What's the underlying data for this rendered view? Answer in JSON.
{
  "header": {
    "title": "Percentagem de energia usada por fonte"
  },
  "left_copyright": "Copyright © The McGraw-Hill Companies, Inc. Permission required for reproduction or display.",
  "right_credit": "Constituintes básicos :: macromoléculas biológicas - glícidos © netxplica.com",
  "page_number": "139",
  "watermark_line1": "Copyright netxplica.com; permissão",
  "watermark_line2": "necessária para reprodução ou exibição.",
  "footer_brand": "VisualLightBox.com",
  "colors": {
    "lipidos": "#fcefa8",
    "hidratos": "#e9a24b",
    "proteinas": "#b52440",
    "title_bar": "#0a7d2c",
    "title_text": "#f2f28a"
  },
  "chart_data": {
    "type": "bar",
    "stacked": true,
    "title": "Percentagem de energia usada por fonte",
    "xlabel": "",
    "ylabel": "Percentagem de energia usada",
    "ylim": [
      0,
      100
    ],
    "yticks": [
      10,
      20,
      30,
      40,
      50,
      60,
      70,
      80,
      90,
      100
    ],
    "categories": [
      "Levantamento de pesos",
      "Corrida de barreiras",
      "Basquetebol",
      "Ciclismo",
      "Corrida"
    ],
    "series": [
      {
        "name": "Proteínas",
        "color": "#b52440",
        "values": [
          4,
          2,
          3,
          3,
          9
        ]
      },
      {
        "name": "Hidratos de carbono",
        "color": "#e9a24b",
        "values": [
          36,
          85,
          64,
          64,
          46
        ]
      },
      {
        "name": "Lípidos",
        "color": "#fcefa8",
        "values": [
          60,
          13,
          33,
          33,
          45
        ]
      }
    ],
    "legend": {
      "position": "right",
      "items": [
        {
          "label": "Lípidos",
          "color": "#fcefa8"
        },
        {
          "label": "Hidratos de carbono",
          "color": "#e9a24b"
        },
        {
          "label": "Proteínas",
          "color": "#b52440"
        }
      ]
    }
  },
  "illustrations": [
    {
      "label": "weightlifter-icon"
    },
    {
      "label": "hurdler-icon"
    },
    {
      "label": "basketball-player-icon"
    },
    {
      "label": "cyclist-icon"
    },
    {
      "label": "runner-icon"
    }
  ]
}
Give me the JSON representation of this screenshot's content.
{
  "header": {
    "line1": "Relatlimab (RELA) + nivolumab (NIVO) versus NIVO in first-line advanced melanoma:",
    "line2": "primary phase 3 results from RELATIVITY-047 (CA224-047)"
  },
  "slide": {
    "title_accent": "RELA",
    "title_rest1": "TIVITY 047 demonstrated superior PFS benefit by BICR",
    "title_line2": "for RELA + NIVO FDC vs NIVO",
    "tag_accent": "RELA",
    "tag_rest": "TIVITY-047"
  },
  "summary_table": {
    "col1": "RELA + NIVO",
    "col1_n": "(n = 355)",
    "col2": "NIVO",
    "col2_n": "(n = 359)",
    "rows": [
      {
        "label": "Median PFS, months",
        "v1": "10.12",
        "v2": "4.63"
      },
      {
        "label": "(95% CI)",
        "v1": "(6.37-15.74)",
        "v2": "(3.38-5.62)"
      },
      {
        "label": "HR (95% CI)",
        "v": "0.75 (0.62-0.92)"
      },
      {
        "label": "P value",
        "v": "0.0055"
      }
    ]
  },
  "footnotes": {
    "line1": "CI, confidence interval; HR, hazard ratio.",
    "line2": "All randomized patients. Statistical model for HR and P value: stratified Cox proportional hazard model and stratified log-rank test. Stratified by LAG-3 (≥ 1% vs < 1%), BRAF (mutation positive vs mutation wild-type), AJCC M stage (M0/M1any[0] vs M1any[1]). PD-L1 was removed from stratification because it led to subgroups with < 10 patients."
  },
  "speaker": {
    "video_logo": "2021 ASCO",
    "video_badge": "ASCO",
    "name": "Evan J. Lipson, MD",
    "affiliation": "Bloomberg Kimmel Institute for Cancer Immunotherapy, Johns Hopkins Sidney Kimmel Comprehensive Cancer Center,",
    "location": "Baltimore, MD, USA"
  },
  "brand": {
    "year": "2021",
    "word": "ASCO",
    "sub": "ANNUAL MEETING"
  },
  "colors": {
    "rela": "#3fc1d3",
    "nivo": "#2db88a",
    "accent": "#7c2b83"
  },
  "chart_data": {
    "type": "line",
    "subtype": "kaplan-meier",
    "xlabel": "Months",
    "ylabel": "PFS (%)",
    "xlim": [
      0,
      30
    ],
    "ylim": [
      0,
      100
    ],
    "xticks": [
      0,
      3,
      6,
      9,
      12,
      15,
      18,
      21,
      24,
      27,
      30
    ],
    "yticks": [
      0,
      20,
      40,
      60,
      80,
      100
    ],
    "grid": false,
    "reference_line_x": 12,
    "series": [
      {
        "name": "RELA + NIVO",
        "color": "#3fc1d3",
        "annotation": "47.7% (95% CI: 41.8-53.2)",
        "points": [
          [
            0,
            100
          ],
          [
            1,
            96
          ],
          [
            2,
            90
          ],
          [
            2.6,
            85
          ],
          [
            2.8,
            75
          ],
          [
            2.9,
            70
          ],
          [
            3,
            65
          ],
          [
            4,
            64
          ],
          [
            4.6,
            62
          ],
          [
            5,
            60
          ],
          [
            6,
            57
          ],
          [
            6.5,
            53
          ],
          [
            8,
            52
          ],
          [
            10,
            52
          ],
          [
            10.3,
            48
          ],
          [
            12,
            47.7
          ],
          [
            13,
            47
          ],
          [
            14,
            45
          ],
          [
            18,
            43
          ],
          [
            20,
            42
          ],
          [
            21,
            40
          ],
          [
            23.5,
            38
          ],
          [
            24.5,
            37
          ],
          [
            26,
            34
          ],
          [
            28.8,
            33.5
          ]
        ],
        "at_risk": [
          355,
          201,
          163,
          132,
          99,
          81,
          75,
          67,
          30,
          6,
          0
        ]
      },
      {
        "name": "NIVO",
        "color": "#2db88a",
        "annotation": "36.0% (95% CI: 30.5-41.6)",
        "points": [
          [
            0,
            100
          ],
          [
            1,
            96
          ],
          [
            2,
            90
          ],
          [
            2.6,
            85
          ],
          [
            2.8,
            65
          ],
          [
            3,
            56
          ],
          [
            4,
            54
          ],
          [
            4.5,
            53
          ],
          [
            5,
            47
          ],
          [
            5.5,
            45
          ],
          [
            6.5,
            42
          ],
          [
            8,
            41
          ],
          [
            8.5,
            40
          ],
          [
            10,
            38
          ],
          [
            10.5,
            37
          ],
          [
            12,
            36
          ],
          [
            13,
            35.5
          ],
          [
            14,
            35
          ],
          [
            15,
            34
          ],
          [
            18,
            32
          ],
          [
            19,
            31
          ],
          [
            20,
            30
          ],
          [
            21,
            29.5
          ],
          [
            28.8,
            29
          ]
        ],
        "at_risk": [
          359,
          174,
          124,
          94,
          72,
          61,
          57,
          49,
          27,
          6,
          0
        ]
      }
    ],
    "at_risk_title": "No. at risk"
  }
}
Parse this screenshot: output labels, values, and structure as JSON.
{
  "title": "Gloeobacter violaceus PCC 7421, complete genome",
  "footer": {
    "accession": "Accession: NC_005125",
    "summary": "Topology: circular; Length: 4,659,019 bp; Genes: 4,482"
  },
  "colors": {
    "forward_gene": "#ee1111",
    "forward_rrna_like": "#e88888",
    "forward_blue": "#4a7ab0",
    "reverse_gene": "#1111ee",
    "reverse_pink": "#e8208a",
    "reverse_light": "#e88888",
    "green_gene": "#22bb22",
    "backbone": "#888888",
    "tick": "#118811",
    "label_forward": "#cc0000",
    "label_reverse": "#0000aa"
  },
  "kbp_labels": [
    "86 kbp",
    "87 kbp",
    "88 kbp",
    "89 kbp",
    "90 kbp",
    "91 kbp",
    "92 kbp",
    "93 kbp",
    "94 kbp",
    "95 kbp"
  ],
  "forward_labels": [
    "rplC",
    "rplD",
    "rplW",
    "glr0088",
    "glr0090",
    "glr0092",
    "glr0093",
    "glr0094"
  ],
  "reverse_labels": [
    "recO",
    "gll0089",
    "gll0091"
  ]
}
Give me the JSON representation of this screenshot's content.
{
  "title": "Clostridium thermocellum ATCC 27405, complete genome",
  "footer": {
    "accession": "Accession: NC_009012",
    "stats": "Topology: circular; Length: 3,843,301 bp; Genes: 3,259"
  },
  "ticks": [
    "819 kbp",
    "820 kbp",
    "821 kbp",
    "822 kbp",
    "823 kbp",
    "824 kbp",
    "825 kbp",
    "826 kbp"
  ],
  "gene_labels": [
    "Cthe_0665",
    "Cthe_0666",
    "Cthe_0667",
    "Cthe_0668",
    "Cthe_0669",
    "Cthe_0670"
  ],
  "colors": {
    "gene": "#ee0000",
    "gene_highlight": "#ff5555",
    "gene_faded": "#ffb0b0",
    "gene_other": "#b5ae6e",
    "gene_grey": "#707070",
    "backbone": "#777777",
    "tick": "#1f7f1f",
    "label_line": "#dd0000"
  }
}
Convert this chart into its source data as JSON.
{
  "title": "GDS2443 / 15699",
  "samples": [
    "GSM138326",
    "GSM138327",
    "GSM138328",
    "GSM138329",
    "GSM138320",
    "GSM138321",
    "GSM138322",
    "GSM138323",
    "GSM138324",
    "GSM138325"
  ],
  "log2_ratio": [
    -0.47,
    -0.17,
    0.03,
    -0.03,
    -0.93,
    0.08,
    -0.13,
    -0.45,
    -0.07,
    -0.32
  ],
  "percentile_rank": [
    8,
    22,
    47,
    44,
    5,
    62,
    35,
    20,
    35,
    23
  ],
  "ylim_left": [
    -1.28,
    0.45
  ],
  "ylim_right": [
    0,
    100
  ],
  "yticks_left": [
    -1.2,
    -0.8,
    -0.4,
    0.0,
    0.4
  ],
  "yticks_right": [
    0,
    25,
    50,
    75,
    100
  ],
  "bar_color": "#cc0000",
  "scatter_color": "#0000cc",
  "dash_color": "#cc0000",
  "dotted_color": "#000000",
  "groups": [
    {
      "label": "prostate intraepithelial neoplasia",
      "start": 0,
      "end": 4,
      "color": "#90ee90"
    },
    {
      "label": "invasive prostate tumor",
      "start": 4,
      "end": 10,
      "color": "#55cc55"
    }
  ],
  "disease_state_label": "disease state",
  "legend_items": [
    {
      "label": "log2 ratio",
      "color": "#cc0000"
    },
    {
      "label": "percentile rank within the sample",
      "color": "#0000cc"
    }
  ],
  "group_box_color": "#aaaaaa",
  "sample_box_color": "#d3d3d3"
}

+++++

EXERCISE BRIEF: Sift the material for lines with the string "energia". Copy each one found.

TASK RESPONSE:
    "title": "Percentagem de energia usada por fonte"
    "title": "Percentagem de energia usada por fonte",
    "ylabel": "Percentagem de energia usada",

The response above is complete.